Work to do →
For each line of the data below that holds "Mundaring", copy the line.

Provided data →
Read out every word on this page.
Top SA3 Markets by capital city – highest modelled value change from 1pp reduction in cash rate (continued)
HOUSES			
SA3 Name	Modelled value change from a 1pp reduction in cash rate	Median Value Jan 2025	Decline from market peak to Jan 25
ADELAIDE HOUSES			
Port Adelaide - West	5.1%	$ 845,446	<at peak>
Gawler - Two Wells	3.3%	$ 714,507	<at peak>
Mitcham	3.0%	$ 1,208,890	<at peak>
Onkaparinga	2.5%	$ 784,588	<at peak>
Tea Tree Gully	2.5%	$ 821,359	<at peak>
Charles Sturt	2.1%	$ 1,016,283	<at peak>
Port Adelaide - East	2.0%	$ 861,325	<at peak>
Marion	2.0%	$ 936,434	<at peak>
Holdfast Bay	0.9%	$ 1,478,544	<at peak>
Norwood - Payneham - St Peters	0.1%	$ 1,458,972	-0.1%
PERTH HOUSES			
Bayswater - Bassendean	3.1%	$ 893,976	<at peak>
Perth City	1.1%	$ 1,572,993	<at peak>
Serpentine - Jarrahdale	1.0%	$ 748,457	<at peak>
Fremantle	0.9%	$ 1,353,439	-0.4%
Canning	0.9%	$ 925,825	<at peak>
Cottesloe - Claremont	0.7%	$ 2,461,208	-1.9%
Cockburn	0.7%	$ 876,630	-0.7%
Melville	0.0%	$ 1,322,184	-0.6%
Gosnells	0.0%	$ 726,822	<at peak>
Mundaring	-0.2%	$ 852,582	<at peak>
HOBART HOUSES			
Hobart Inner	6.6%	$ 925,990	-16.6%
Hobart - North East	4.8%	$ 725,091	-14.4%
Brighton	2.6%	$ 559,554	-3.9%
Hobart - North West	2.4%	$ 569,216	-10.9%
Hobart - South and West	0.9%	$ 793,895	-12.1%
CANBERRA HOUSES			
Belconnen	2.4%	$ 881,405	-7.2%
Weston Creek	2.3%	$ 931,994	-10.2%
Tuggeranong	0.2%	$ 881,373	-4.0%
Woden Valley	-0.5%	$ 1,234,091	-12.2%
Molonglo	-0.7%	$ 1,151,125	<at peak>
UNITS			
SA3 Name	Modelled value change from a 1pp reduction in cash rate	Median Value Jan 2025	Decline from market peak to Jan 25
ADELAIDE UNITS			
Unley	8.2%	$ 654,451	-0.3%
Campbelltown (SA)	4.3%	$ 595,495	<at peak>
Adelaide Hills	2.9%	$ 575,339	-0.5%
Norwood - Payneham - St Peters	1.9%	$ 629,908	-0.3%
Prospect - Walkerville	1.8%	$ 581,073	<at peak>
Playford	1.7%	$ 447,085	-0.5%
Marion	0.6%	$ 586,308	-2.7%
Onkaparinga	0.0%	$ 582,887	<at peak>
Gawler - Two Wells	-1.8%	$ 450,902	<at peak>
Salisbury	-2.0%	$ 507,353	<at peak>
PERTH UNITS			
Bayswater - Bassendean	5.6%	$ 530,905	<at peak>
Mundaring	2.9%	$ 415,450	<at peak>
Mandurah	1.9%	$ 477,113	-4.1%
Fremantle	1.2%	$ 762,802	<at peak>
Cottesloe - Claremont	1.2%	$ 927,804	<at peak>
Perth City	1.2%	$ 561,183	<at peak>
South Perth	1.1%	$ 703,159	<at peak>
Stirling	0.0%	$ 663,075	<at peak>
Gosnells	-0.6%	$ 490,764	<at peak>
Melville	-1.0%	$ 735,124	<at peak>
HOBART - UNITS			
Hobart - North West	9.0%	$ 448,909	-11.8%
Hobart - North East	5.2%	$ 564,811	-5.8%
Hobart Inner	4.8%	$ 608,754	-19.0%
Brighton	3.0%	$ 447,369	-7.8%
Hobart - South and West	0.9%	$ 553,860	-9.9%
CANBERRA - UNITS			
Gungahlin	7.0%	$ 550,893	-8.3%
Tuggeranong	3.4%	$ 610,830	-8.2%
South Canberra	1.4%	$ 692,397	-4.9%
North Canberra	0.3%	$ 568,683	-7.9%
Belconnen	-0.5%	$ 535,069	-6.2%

Answer below →
Mundaring	-0.2%	$ 852,582	<at peak>
Mundaring	2.9%	$ 415,450	<at peak>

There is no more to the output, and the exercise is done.